Task instructions ->
Go through the material below and copy all lines with "Cumulative".

Input for this task ->
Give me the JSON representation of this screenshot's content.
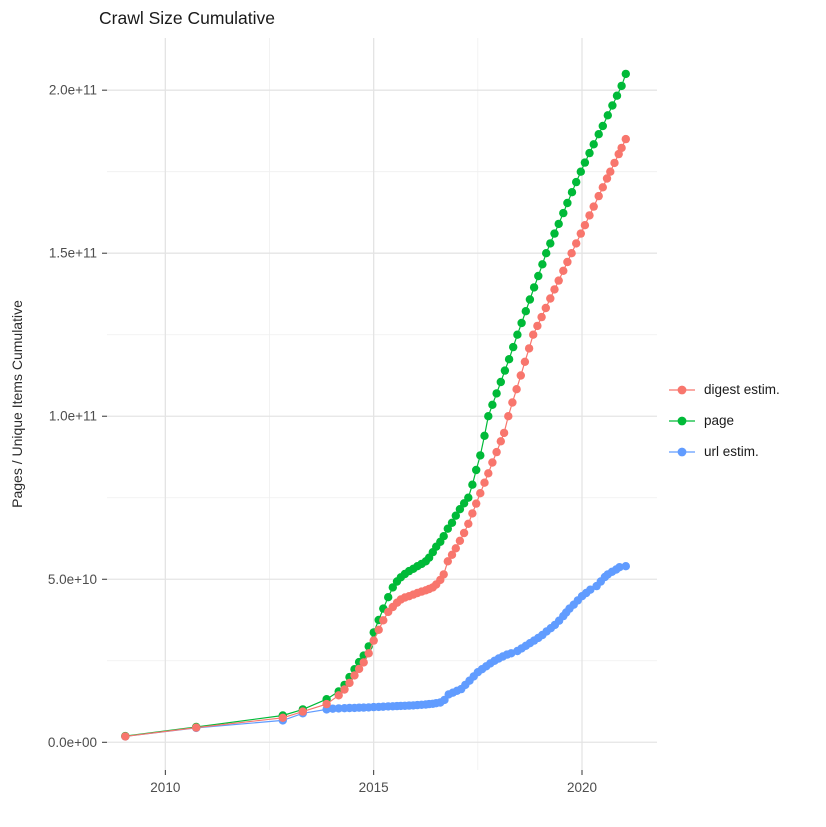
{
  "chart_data": {
    "type": "line",
    "title": "Crawl Size Cumulative",
    "xlabel": "",
    "ylabel": "Pages / Unique Items Cumulative",
    "grid": true,
    "legend_position": "right",
    "xlim": [
      2008.6,
      2021.8
    ],
    "ylim_raw": [
      -8500000000,
      216000000000
    ],
    "x_ticks": {
      "values": [
        2010,
        2015,
        2020
      ],
      "labels": [
        "2010",
        "2015",
        "2020"
      ]
    },
    "x_minor": [
      2012.5,
      2017.5
    ],
    "y_ticks": {
      "values": [
        0,
        50000000000,
        100000000000,
        150000000000,
        200000000000
      ],
      "labels": [
        "0.0e+00",
        "5.0e+10",
        "1.0e+11",
        "1.5e+11",
        "2.0e+11"
      ]
    },
    "y_minor": [
      25000000000,
      75000000000,
      125000000000,
      175000000000
    ],
    "y_unit_multiplier": 1000000000,
    "point_radius": 4.2,
    "series": [
      {
        "name": "digest estim.",
        "color": "#F8766D",
        "points": [
          [
            2009.04,
            1.8
          ],
          [
            2010.74,
            4.5
          ],
          [
            2012.82,
            7.5
          ],
          [
            2013.3,
            9.4
          ],
          [
            2013.87,
            11.7
          ],
          [
            2014.16,
            14.4
          ],
          [
            2014.3,
            16.2
          ],
          [
            2014.42,
            18.2
          ],
          [
            2014.54,
            20.5
          ],
          [
            2014.65,
            22.5
          ],
          [
            2014.76,
            24.5
          ],
          [
            2014.88,
            27.3
          ],
          [
            2015.0,
            31.2
          ],
          [
            2015.12,
            34.5
          ],
          [
            2015.23,
            37.4
          ],
          [
            2015.35,
            40
          ],
          [
            2015.46,
            41.5
          ],
          [
            2015.56,
            42.8
          ],
          [
            2015.65,
            43.8
          ],
          [
            2015.75,
            44.4
          ],
          [
            2015.85,
            44.8
          ],
          [
            2015.95,
            45.3
          ],
          [
            2016.05,
            45.8
          ],
          [
            2016.15,
            46.2
          ],
          [
            2016.25,
            46.6
          ],
          [
            2016.33,
            47
          ],
          [
            2016.42,
            47.5
          ],
          [
            2016.5,
            48.4
          ],
          [
            2016.6,
            49.8
          ],
          [
            2016.68,
            51.5
          ],
          [
            2016.78,
            55.5
          ],
          [
            2016.88,
            57.5
          ],
          [
            2016.97,
            59.5
          ],
          [
            2017.07,
            61.8
          ],
          [
            2017.17,
            64.2
          ],
          [
            2017.27,
            67
          ],
          [
            2017.37,
            70.2
          ],
          [
            2017.46,
            73.2
          ],
          [
            2017.56,
            76.4
          ],
          [
            2017.66,
            79.6
          ],
          [
            2017.75,
            82.5
          ],
          [
            2017.85,
            85.8
          ],
          [
            2017.95,
            89
          ],
          [
            2018.05,
            92.3
          ],
          [
            2018.13,
            94.9
          ],
          [
            2018.23,
            100
          ],
          [
            2018.33,
            104.2
          ],
          [
            2018.43,
            108.3
          ],
          [
            2018.53,
            112.5
          ],
          [
            2018.63,
            116.7
          ],
          [
            2018.73,
            120.8
          ],
          [
            2018.83,
            125
          ],
          [
            2018.93,
            127.7
          ],
          [
            2019.03,
            130.4
          ],
          [
            2019.13,
            133.2
          ],
          [
            2019.24,
            136.1
          ],
          [
            2019.34,
            138.9
          ],
          [
            2019.44,
            141.6
          ],
          [
            2019.55,
            144.6
          ],
          [
            2019.65,
            147.3
          ],
          [
            2019.75,
            150
          ],
          [
            2019.86,
            153
          ],
          [
            2019.97,
            156
          ],
          [
            2020.07,
            158.6
          ],
          [
            2020.18,
            161.6
          ],
          [
            2020.28,
            164.3
          ],
          [
            2020.4,
            167.5
          ],
          [
            2020.5,
            170.2
          ],
          [
            2020.6,
            172.9
          ],
          [
            2020.68,
            175
          ],
          [
            2020.78,
            177.7
          ],
          [
            2020.88,
            180.4
          ],
          [
            2020.95,
            182.3
          ],
          [
            2021.05,
            185
          ]
        ]
      },
      {
        "name": "page",
        "color": "#00BA38",
        "points": [
          [
            2009.04,
            1.9
          ],
          [
            2010.74,
            4.7
          ],
          [
            2012.82,
            8.2
          ],
          [
            2013.3,
            10.1
          ],
          [
            2013.87,
            13.2
          ],
          [
            2014.16,
            15.6
          ],
          [
            2014.3,
            17.6
          ],
          [
            2014.42,
            20
          ],
          [
            2014.54,
            22.4
          ],
          [
            2014.65,
            24.6
          ],
          [
            2014.76,
            26.6
          ],
          [
            2014.88,
            29.4
          ],
          [
            2015.0,
            33.7
          ],
          [
            2015.12,
            37.5
          ],
          [
            2015.23,
            41
          ],
          [
            2015.35,
            44.5
          ],
          [
            2015.46,
            47.5
          ],
          [
            2015.56,
            49.3
          ],
          [
            2015.65,
            50.6
          ],
          [
            2015.75,
            51.6
          ],
          [
            2015.85,
            52.5
          ],
          [
            2015.95,
            53.2
          ],
          [
            2016.05,
            54
          ],
          [
            2016.15,
            54.7
          ],
          [
            2016.25,
            55.5
          ],
          [
            2016.33,
            56.6
          ],
          [
            2016.42,
            58.3
          ],
          [
            2016.5,
            60
          ],
          [
            2016.6,
            61.5
          ],
          [
            2016.68,
            63.2
          ],
          [
            2016.78,
            65.5
          ],
          [
            2016.88,
            67.3
          ],
          [
            2016.97,
            69.5
          ],
          [
            2017.07,
            71.5
          ],
          [
            2017.17,
            73.3
          ],
          [
            2017.27,
            75
          ],
          [
            2017.37,
            79
          ],
          [
            2017.46,
            83.5
          ],
          [
            2017.56,
            88
          ],
          [
            2017.66,
            94
          ],
          [
            2017.75,
            100
          ],
          [
            2017.85,
            103.5
          ],
          [
            2017.95,
            107
          ],
          [
            2018.05,
            110.5
          ],
          [
            2018.15,
            114
          ],
          [
            2018.25,
            117.5
          ],
          [
            2018.35,
            121.2
          ],
          [
            2018.45,
            125
          ],
          [
            2018.55,
            128.6
          ],
          [
            2018.65,
            132.2
          ],
          [
            2018.75,
            135.8
          ],
          [
            2018.85,
            139.5
          ],
          [
            2018.95,
            143
          ],
          [
            2019.05,
            146.6
          ],
          [
            2019.14,
            150
          ],
          [
            2019.24,
            153
          ],
          [
            2019.34,
            156
          ],
          [
            2019.44,
            159
          ],
          [
            2019.55,
            162.3
          ],
          [
            2019.65,
            165.4
          ],
          [
            2019.76,
            168.7
          ],
          [
            2019.86,
            171.8
          ],
          [
            2019.97,
            175
          ],
          [
            2020.07,
            177.8
          ],
          [
            2020.18,
            180.7
          ],
          [
            2020.28,
            183.4
          ],
          [
            2020.4,
            186.5
          ],
          [
            2020.5,
            189
          ],
          [
            2020.62,
            192.3
          ],
          [
            2020.73,
            195.3
          ],
          [
            2020.84,
            198.3
          ],
          [
            2020.95,
            201.3
          ],
          [
            2021.05,
            205
          ]
        ]
      },
      {
        "name": "url estim.",
        "color": "#619CFF",
        "points": [
          [
            2009.04,
            1.8
          ],
          [
            2010.74,
            4.4
          ],
          [
            2012.82,
            6.7
          ],
          [
            2013.3,
            8.9
          ],
          [
            2013.87,
            10.1
          ],
          [
            2014.02,
            10.3
          ],
          [
            2014.16,
            10.4
          ],
          [
            2014.3,
            10.45
          ],
          [
            2014.42,
            10.5
          ],
          [
            2014.54,
            10.55
          ],
          [
            2014.65,
            10.6
          ],
          [
            2014.76,
            10.65
          ],
          [
            2014.88,
            10.7
          ],
          [
            2015.0,
            10.8
          ],
          [
            2015.12,
            10.85
          ],
          [
            2015.23,
            10.9
          ],
          [
            2015.35,
            11
          ],
          [
            2015.46,
            11.05
          ],
          [
            2015.56,
            11.1
          ],
          [
            2015.65,
            11.15
          ],
          [
            2015.75,
            11.2
          ],
          [
            2015.85,
            11.25
          ],
          [
            2015.95,
            11.3
          ],
          [
            2016.05,
            11.4
          ],
          [
            2016.15,
            11.5
          ],
          [
            2016.25,
            11.6
          ],
          [
            2016.33,
            11.7
          ],
          [
            2016.42,
            11.8
          ],
          [
            2016.5,
            12
          ],
          [
            2016.6,
            12.2
          ],
          [
            2016.7,
            13
          ],
          [
            2016.8,
            14.7
          ],
          [
            2016.9,
            15.2
          ],
          [
            2017.0,
            15.8
          ],
          [
            2017.1,
            16.3
          ],
          [
            2017.2,
            17.6
          ],
          [
            2017.3,
            18.9
          ],
          [
            2017.4,
            20.2
          ],
          [
            2017.5,
            21.5
          ],
          [
            2017.6,
            22.4
          ],
          [
            2017.7,
            23.3
          ],
          [
            2017.8,
            24.2
          ],
          [
            2017.9,
            25
          ],
          [
            2018.0,
            25.7
          ],
          [
            2018.1,
            26.3
          ],
          [
            2018.2,
            26.9
          ],
          [
            2018.3,
            27.3
          ],
          [
            2018.45,
            28
          ],
          [
            2018.55,
            28.8
          ],
          [
            2018.65,
            29.6
          ],
          [
            2018.75,
            30.4
          ],
          [
            2018.85,
            31.2
          ],
          [
            2018.95,
            32
          ],
          [
            2019.05,
            32.9
          ],
          [
            2019.15,
            34
          ],
          [
            2019.25,
            35
          ],
          [
            2019.35,
            36
          ],
          [
            2019.45,
            37.3
          ],
          [
            2019.55,
            38.7
          ],
          [
            2019.62,
            39.8
          ],
          [
            2019.7,
            41
          ],
          [
            2019.8,
            42.2
          ],
          [
            2019.9,
            43.5
          ],
          [
            2020.0,
            44.8
          ],
          [
            2020.1,
            45.8
          ],
          [
            2020.2,
            46.8
          ],
          [
            2020.35,
            47.9
          ],
          [
            2020.45,
            49.3
          ],
          [
            2020.55,
            50.7
          ],
          [
            2020.62,
            51.5
          ],
          [
            2020.72,
            52.3
          ],
          [
            2020.82,
            53
          ],
          [
            2020.9,
            53.7
          ],
          [
            2021.05,
            54
          ]
        ]
      }
    ],
    "colors": {
      "major_grid": "#e4e4e4",
      "minor_grid": "#efefef",
      "tick": "#333333",
      "tick_label": "#4d4d4d"
    }
  }
}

Finished answer ->
    "title": "Crawl Size Cumulative",
    "ylabel": "Pages / Unique Items Cumulative",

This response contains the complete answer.